### Problem details
Go through the material below and copy each line where the word "ΤΕΧΝΩΝ" appears.

## Begin Supplied records

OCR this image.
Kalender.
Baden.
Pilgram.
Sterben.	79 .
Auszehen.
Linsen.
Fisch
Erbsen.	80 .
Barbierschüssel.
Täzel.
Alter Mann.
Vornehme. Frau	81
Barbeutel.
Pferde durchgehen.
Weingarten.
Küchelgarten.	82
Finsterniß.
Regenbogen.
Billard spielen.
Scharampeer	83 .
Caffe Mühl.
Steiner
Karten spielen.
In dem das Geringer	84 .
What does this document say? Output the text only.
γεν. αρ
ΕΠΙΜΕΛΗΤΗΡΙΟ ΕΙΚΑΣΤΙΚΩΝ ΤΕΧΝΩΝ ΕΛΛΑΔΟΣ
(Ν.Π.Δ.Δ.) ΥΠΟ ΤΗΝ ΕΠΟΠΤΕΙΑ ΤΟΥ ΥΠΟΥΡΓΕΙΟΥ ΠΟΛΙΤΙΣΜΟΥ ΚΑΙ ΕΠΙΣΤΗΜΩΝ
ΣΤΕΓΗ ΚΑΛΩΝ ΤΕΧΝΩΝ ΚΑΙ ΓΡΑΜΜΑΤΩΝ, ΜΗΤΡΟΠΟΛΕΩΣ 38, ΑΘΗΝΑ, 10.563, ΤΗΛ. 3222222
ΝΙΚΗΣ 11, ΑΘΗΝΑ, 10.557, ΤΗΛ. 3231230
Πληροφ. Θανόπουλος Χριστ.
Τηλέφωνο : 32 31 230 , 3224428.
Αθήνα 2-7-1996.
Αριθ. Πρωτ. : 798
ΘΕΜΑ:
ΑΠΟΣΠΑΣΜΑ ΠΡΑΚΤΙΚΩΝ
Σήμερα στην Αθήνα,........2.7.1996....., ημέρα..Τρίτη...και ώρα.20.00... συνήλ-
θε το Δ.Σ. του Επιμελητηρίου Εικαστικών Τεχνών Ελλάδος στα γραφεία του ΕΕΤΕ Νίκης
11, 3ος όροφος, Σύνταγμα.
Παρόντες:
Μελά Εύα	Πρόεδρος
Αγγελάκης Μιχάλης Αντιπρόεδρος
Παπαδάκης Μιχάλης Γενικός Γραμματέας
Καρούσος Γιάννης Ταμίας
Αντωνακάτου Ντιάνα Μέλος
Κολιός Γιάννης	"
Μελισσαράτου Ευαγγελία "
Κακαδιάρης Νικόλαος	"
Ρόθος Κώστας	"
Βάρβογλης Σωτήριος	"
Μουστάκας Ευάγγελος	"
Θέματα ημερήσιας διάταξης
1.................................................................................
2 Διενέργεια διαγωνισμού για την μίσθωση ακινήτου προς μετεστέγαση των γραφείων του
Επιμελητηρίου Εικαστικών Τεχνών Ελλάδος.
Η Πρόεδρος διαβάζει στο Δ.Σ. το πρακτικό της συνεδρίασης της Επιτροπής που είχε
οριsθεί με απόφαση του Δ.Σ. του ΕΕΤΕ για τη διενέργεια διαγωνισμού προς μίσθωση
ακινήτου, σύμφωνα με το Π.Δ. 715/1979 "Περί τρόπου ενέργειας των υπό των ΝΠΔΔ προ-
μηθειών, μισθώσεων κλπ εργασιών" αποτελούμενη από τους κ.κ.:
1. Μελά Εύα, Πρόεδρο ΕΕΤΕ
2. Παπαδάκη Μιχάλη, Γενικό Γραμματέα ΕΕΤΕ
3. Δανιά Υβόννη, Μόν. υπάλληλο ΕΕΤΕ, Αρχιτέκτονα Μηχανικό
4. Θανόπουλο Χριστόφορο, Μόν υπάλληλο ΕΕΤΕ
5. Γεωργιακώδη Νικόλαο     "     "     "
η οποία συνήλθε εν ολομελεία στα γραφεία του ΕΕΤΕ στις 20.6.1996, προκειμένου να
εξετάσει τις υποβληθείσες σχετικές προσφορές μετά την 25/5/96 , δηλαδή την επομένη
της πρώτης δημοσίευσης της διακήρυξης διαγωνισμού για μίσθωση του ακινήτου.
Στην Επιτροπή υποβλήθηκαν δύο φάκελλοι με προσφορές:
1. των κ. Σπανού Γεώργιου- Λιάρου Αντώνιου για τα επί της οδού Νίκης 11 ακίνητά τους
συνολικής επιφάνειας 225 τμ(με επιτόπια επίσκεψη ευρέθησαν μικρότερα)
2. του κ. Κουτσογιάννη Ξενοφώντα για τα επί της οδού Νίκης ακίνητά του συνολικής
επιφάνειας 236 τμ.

## End Supplied records

### Exercise output
ΕΠΙΜΕΛΗΤΗΡΙΟ ΕΙΚΑΣΤΙΚΩΝ ΤΕΧΝΩΝ ΕΛΛΑΔΟΣ
ΣΤΕΓΗ ΚΑΛΩΝ ΤΕΧΝΩΝ ΚΑΙ ΓΡΑΜΜΑΤΩΝ, ΜΗΤΡΟΠΟΛΕΩΣ 38, ΑΘΗΝΑ, 10.563, ΤΗΛ. 3222222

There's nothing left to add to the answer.